**分析対象の文章**
####################

福岡県糸島市 司法書士 ブログ

兇悪のコウガイビル

たまに出会うのですが、久々に立派な個体です。

それはコウガイビルです。

コウガイビルを知らない方も多いと思います。

その前に「コウガイ」から一応の説明をしなければ。

まず、「公害」ではありません。

産炭地の「鉱害」でもありません。

では、「郊外」かといえば、それも違います。

「笄」なのです。

和装を好まれる方ならご存じかもしれません。

もともとは髪を調えるために使う道具でした。

今は、主に装身具になっています。

アクセサリーですから螺鈿細工や蒔絵が施されたものもあります。

女性のアクセサリーとしてだけでなく、日本刀の装具にもなりました。

その時代には日本刀も美術品化していたようです。

さて、コウガイビルですが、これはプラナリアの一種。

捕食対象は、ナメクジ、カタツムリにミミズ。加えて小さな昆虫。

ミミズを除いては他は庭の敵ばかり。

私たち人間にとっては有益な生き物といえるでしょう。

このようにニョロ―ッと地表を這って移動します。

頭の形が「笄」に似ているのでコウガイビル。

ヒルとはいうものの、吸血はしません。

ただし、フグと同じ毒を体内に保有しているらしいのです。

よって食べることはお勧めできません。

なお、その毒(テトロドトキシン)がどう使われるのかについては諸説あるようです。

まだまだ分類や生態に関しては解明されていない生物です。

13日の朝、久々に長い個体に出会え、私はかなり嬉しかったのです。

妻にみせたところ、「喜ぶ人はあなたくらいだ」といわれました。

去ってゆくコウガイビルに幸あれ、と祈ったワタクシでございます。

####################

**抜粋データ**
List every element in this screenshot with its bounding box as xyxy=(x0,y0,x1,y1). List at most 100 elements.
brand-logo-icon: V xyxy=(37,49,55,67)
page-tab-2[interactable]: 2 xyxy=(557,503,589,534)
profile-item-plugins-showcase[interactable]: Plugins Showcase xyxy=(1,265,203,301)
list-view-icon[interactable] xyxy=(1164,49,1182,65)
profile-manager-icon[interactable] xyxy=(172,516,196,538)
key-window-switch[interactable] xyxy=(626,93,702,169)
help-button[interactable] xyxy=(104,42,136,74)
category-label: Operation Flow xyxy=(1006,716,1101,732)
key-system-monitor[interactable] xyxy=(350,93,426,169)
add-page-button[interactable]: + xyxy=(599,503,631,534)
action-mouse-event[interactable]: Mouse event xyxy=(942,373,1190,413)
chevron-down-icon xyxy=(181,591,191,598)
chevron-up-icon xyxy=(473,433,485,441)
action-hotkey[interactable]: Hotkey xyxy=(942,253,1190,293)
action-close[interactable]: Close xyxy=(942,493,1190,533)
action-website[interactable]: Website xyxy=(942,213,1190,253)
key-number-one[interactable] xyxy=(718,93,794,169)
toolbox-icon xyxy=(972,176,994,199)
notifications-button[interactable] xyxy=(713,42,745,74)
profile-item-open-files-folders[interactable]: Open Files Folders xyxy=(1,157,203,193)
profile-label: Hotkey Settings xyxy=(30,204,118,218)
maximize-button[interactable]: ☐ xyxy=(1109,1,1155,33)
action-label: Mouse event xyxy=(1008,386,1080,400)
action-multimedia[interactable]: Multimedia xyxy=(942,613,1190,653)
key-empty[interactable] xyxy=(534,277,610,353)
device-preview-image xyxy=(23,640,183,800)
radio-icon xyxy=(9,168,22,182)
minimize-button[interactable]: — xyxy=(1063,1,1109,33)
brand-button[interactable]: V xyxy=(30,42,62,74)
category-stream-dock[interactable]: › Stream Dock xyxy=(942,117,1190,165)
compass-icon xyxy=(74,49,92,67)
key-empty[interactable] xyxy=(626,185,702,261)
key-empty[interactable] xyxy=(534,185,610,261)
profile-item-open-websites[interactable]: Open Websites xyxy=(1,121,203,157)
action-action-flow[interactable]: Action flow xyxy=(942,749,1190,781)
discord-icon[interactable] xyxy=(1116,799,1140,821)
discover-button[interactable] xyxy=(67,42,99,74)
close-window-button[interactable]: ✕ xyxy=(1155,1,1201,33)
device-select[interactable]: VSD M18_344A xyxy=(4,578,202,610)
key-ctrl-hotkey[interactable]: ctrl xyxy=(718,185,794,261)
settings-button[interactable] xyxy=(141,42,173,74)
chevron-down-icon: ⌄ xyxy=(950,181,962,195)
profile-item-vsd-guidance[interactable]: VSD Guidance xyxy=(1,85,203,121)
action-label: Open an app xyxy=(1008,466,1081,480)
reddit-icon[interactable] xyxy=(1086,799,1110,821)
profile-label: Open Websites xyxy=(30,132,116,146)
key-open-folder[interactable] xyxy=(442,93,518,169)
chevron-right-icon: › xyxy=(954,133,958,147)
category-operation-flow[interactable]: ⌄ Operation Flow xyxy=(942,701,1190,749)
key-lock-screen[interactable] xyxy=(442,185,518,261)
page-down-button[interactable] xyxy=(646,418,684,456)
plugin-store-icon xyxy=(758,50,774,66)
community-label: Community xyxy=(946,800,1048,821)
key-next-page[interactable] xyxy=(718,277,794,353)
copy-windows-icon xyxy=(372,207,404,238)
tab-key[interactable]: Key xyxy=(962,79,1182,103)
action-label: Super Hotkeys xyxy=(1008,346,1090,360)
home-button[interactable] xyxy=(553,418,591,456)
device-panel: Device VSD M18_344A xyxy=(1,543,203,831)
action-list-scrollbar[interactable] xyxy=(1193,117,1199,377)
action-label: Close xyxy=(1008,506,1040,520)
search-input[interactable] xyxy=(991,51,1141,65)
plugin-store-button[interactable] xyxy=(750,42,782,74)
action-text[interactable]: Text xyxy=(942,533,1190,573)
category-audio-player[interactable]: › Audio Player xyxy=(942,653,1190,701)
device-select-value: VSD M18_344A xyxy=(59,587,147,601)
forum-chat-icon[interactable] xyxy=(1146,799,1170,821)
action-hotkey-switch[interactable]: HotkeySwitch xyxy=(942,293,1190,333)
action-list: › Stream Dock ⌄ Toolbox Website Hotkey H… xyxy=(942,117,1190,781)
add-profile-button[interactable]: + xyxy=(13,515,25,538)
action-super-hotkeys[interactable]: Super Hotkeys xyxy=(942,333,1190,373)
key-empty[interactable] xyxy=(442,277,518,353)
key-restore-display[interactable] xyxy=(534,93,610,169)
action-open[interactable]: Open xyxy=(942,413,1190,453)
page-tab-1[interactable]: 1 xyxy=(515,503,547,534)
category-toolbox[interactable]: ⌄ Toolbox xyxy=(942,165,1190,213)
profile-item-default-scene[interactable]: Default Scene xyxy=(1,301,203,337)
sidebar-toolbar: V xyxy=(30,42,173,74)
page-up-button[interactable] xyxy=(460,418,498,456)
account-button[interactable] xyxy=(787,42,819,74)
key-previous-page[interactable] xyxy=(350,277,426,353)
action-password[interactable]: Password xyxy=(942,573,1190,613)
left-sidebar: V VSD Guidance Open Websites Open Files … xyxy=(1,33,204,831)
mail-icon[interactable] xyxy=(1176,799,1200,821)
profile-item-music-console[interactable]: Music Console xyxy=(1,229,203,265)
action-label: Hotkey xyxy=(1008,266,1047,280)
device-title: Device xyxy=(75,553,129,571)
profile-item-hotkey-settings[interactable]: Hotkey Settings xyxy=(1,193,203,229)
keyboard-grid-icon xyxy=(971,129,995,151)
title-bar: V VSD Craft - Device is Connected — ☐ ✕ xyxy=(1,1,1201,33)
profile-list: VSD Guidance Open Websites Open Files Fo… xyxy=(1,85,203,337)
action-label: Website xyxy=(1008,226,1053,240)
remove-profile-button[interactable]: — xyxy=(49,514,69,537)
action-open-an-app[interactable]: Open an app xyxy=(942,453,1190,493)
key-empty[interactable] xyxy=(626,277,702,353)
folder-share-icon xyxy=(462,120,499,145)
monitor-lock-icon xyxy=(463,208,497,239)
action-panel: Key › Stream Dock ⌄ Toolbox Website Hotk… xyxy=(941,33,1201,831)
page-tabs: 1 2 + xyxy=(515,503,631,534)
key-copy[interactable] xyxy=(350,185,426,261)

####################

**課題**
コウガイビルに関する文章で、コウガイビルの捕食対象として挙げられているものをすべて列挙してください。 一覧は、分析対象の文章とは別の出典から採られたものです。

**課題の解答**
ナメクジ、カタツムリ、ミミズ、小さな昆虫